--- Begin Dataset records ---

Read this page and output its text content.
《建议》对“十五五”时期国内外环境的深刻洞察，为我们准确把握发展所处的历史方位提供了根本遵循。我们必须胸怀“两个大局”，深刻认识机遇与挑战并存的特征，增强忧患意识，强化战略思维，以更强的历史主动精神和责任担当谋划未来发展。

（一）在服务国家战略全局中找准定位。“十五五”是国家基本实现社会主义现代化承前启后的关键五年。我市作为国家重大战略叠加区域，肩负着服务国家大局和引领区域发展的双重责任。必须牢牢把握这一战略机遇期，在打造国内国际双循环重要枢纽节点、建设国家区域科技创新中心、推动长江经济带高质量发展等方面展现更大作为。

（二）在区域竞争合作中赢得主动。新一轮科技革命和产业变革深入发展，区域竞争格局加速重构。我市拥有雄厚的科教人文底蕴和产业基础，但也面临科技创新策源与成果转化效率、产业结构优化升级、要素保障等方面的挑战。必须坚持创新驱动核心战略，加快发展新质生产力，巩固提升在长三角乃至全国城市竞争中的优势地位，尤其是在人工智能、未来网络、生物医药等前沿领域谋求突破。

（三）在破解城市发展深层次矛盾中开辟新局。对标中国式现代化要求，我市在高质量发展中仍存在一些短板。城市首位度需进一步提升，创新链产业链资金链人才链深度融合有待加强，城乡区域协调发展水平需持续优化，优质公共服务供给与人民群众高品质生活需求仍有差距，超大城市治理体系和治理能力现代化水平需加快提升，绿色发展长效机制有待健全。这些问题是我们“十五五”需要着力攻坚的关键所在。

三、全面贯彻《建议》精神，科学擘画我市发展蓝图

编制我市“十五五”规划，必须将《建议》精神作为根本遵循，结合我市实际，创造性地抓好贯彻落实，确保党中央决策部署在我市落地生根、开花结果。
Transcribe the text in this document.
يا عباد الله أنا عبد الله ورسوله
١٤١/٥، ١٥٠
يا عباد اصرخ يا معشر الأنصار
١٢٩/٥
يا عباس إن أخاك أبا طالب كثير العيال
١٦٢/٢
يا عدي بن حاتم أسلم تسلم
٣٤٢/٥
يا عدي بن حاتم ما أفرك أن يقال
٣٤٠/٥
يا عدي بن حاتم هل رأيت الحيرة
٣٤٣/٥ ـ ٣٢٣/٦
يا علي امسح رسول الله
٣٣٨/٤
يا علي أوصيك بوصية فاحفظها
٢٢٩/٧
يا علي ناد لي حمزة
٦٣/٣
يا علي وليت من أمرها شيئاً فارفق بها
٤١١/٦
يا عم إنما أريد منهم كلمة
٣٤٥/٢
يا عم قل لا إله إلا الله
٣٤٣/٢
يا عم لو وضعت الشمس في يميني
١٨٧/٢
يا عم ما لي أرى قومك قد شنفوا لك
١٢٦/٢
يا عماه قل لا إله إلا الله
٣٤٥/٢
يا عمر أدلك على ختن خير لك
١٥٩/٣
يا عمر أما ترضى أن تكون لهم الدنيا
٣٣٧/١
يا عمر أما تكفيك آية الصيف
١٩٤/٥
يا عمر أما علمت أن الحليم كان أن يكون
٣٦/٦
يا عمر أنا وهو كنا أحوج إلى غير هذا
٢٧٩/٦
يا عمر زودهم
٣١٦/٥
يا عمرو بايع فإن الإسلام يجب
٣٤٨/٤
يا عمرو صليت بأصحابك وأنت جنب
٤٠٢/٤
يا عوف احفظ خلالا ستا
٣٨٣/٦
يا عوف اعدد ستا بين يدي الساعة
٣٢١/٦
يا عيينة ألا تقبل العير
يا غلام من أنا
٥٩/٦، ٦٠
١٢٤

--- End Dataset records ---

▶ **Given task**:
Print the whole listing again, exactly.

▶ **Result of this task**:
Read this page and output its text content.
《建议》对“十五五”时期国内外环境的深刻洞察，为我们准确把握发展所处的历史方位提供了根本遵循。我们必须胸怀“两个大局”，深刻认识机遇与挑战并存的特征，增强忧患意识，强化战略思维，以更强的历史主动精神和责任担当谋划未来发展。

（一）在服务国家战略全局中找准定位。“十五五”是国家基本实现社会主义现代化承前启后的关键五年。我市作为国家重大战略叠加区域，肩负着服务国家大局和引领区域发展的双重责任。必须牢牢把握这一战略机遇期，在打造国内国际双循环重要枢纽节点、建设国家区域科技创新中心、推动长江经济带高质量发展等方面展现更大作为。

（二）在区域竞争合作中赢得主动。新一轮科技革命和产业变革深入发展，区域竞争格局加速重构。我市拥有雄厚的科教人文底蕴和产业基础，但也面临科技创新策源与成果转化效率、产业结构优化升级、要素保障等方面的挑战。必须坚持创新驱动核心战略，加快发展新质生产力，巩固提升在长三角乃至全国城市竞争中的优势地位，尤其是在人工智能、未来网络、生物医药等前沿领域谋求突破。

（三）在破解城市发展深层次矛盾中开辟新局。对标中国式现代化要求，我市在高质量发展中仍存在一些短板。城市首位度需进一步提升，创新链产业链资金链人才链深度融合有待加强，城乡区域协调发展水平需持续优化，优质公共服务供给与人民群众高品质生活需求仍有差距，超大城市治理体系和治理能力现代化水平需加快提升，绿色发展长效机制有待健全。这些问题是我们“十五五”需要着力攻坚的关键所在。

三、全面贯彻《建议》精神，科学擘画我市发展蓝图

编制我市“十五五”规划，必须将《建议》精神作为根本遵循，结合我市实际，创造性地抓好贯彻落实，确保党中央决策部署在我市落地生根、开花结果。
Transcribe the text in this document.
يا عباد الله أنا عبد الله ورسوله
١٤١/٥، ١٥٠
يا عباد اصرخ يا معشر الأنصار
١٢٩/٥
يا عباس إن أخاك أبا طالب كثير العيال
١٦٢/٢
يا عدي بن حاتم أسلم تسلم
٣٤٢/٥
يا عدي بن حاتم ما أفرك أن يقال
٣٤٠/٥
يا عدي بن حاتم هل رأيت الحيرة
٣٤٣/٥ ـ ٣٢٣/٦
يا علي امسح رسول الله
٣٣٨/٤
يا علي أوصيك بوصية فاحفظها
٢٢٩/٧
يا علي ناد لي حمزة
٦٣/٣
يا علي وليت من أمرها شيئاً فارفق بها
٤١١/٦
يا عم إنما أريد منهم كلمة
٣٤٥/٢
يا عم قل لا إله إلا الله
٣٤٣/٢
يا عم لو وضعت الشمس في يميني
١٨٧/٢
يا عم ما لي أرى قومك قد شنفوا لك
١٢٦/٢
يا عماه قل لا إله إلا الله
٣٤٥/٢
يا عمر أدلك على ختن خير لك
١٥٩/٣
يا عمر أما ترضى أن تكون لهم الدنيا
٣٣٧/١
يا عمر أما تكفيك آية الصيف
١٩٤/٥
يا عمر أما علمت أن الحليم كان أن يكون
٣٦/٦
يا عمر أنا وهو كنا أحوج إلى غير هذا
٢٧٩/٦
يا عمر زودهم
٣١٦/٥
يا عمرو بايع فإن الإسلام يجب
٣٤٨/٤
يا عمرو صليت بأصحابك وأنت جنب
٤٠٢/٤
يا عوف احفظ خلالا ستا
٣٨٣/٦
يا عوف اعدد ستا بين يدي الساعة
٣٢١/٦
يا عيينة ألا تقبل العير
يا غلام من أنا
٥٩/٦، ٦٠
١٢٤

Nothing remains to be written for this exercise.